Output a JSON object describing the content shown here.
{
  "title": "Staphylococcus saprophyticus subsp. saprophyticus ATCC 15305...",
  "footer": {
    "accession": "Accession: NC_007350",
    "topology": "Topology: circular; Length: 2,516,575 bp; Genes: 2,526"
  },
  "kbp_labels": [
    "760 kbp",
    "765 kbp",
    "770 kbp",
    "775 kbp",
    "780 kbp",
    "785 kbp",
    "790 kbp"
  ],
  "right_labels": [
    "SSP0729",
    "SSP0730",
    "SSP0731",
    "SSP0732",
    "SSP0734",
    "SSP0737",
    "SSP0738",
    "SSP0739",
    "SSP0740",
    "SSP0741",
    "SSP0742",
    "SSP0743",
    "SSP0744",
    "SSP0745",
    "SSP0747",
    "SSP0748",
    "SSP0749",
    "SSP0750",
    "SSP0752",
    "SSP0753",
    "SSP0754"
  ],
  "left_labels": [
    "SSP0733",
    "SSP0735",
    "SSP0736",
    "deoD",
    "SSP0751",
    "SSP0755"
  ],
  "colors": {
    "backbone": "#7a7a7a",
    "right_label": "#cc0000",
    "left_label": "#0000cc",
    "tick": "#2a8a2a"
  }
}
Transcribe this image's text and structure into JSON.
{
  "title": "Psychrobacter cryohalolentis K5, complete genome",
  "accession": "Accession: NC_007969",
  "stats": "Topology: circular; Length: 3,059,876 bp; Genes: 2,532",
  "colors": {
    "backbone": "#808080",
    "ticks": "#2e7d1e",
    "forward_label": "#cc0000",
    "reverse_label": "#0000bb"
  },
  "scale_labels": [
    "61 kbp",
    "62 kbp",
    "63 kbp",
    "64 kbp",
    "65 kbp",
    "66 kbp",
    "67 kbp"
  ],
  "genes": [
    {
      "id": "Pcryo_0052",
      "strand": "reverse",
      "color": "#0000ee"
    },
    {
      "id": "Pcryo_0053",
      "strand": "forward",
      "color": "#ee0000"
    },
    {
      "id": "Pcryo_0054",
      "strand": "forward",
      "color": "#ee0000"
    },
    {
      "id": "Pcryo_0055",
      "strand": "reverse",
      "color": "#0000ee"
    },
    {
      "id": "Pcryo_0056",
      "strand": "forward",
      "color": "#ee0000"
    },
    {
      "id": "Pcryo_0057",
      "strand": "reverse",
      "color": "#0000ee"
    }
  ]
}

_Required action_
All of the material must be given again, exactly as it appears above.

_Exercise solution_
Output a JSON object describing the content shown here.
{
  "title": "Staphylococcus saprophyticus subsp. saprophyticus ATCC 15305...",
  "footer": {
    "accession": "Accession: NC_007350",
    "topology": "Topology: circular; Length: 2,516,575 bp; Genes: 2,526"
  },
  "kbp_labels": [
    "760 kbp",
    "765 kbp",
    "770 kbp",
    "775 kbp",
    "780 kbp",
    "785 kbp",
    "790 kbp"
  ],
  "right_labels": [
    "SSP0729",
    "SSP0730",
    "SSP0731",
    "SSP0732",
    "SSP0734",
    "SSP0737",
    "SSP0738",
    "SSP0739",
    "SSP0740",
    "SSP0741",
    "SSP0742",
    "SSP0743",
    "SSP0744",
    "SSP0745",
    "SSP0747",
    "SSP0748",
    "SSP0749",
    "SSP0750",
    "SSP0752",
    "SSP0753",
    "SSP0754"
  ],
  "left_labels": [
    "SSP0733",
    "SSP0735",
    "SSP0736",
    "deoD",
    "SSP0751",
    "SSP0755"
  ],
  "colors": {
    "backbone": "#7a7a7a",
    "right_label": "#cc0000",
    "left_label": "#0000cc",
    "tick": "#2a8a2a"
  }
}
Transcribe this image's text and structure into JSON.
{
  "title": "Psychrobacter cryohalolentis K5, complete genome",
  "accession": "Accession: NC_007969",
  "stats": "Topology: circular; Length: 3,059,876 bp; Genes: 2,532",
  "colors": {
    "backbone": "#808080",
    "ticks": "#2e7d1e",
    "forward_label": "#cc0000",
    "reverse_label": "#0000bb"
  },
  "scale_labels": [
    "61 kbp",
    "62 kbp",
    "63 kbp",
    "64 kbp",
    "65 kbp",
    "66 kbp",
    "67 kbp"
  ],
  "genes": [
    {
      "id": "Pcryo_0052",
      "strand": "reverse",
      "color": "#0000ee"
    },
    {
      "id": "Pcryo_0053",
      "strand": "forward",
      "color": "#ee0000"
    },
    {
      "id": "Pcryo_0054",
      "strand": "forward",
      "color": "#ee0000"
    },
    {
      "id": "Pcryo_0055",
      "strand": "reverse",
      "color": "#0000ee"
    },
    {
      "id": "Pcryo_0056",
      "strand": "forward",
      "color": "#ee0000"
    },
    {
      "id": "Pcryo_0057",
      "strand": "reverse",
      "color": "#0000ee"
    }
  ]
}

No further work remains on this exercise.